Required action -
Where does the string "item" appear in the listing below? Copy every line where it does.

Records shown -

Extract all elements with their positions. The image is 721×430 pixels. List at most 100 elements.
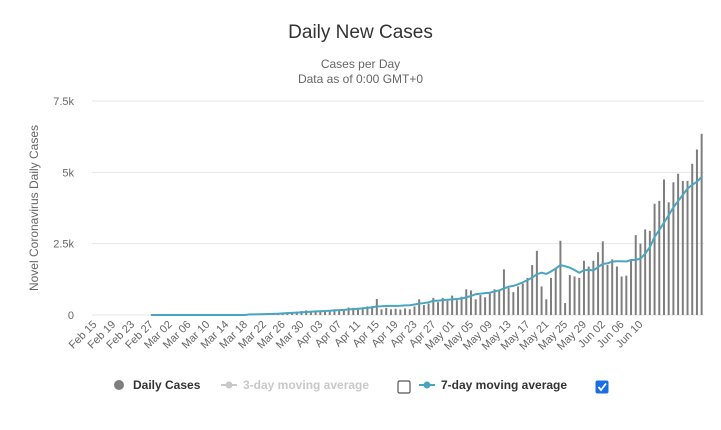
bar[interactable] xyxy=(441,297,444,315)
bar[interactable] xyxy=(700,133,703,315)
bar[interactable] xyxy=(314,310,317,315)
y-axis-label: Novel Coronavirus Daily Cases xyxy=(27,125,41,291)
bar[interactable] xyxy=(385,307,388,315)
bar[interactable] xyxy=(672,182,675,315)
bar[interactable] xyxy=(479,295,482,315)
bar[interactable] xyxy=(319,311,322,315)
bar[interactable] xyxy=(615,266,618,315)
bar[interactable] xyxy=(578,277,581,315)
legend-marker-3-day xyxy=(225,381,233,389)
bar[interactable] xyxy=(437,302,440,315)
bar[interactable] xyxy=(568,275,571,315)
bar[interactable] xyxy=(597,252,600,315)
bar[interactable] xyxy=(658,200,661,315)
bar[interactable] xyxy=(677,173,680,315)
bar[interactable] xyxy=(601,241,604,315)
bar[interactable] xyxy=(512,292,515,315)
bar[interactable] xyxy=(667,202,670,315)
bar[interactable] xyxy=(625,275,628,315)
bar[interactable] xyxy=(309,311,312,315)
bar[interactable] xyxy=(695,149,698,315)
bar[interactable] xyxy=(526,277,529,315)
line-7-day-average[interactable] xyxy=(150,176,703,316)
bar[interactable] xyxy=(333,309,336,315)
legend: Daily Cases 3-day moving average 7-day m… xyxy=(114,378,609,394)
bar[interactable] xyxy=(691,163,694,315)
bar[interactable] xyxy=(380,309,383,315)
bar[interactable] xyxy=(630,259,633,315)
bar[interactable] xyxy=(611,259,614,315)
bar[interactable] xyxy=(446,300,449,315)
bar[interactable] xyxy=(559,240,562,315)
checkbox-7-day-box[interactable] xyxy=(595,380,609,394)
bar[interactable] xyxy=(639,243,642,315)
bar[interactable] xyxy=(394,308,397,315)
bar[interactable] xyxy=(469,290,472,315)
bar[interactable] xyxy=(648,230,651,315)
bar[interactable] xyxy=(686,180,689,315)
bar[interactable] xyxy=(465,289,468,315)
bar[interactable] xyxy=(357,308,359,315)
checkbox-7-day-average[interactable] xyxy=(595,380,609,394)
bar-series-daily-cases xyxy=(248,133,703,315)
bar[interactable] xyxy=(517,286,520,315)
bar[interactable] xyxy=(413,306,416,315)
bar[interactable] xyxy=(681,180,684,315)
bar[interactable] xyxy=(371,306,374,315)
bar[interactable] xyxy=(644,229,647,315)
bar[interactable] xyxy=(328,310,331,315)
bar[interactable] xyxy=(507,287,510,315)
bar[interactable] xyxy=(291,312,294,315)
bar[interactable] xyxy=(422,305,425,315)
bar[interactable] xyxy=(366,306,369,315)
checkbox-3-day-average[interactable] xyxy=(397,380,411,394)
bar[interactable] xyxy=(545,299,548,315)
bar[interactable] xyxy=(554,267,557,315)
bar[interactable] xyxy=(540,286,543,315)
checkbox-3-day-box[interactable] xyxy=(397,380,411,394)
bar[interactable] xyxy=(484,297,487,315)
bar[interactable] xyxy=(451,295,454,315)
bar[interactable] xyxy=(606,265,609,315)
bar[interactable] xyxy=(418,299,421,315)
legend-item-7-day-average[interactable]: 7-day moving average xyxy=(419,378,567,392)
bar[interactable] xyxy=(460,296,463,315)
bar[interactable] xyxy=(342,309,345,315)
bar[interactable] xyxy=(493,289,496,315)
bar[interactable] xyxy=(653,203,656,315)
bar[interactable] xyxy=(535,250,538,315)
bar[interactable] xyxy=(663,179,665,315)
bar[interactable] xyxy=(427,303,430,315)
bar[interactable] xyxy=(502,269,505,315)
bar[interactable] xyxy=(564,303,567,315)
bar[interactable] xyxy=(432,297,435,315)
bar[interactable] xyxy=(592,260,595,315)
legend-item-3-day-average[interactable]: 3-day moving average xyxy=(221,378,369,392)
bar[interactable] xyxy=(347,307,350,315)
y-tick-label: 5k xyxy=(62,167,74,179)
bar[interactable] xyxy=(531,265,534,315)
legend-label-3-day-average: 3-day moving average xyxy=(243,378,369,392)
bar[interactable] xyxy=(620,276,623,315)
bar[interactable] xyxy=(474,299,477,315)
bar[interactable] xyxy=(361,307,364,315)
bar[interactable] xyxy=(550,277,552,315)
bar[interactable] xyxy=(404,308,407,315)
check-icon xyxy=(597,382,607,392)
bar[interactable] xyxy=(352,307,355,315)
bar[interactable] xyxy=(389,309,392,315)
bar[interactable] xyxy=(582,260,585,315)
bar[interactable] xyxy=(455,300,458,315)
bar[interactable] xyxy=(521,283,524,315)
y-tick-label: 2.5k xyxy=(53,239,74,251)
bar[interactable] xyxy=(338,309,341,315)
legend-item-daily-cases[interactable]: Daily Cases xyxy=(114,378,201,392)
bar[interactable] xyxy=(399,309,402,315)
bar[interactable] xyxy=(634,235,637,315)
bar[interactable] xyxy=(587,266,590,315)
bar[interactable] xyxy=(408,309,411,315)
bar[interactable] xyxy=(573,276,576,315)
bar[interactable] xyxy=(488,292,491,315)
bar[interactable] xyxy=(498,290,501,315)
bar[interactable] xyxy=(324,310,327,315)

Expected output -
legend-item-7-day-average[interactable]: 7-day moving average xyxy=(419,378,567,392)
legend-item-3-day-average[interactable]: 3-day moving average xyxy=(221,378,369,392)
legend-item-daily-cases[interactable]: Daily Cases xyxy=(114,378,201,392)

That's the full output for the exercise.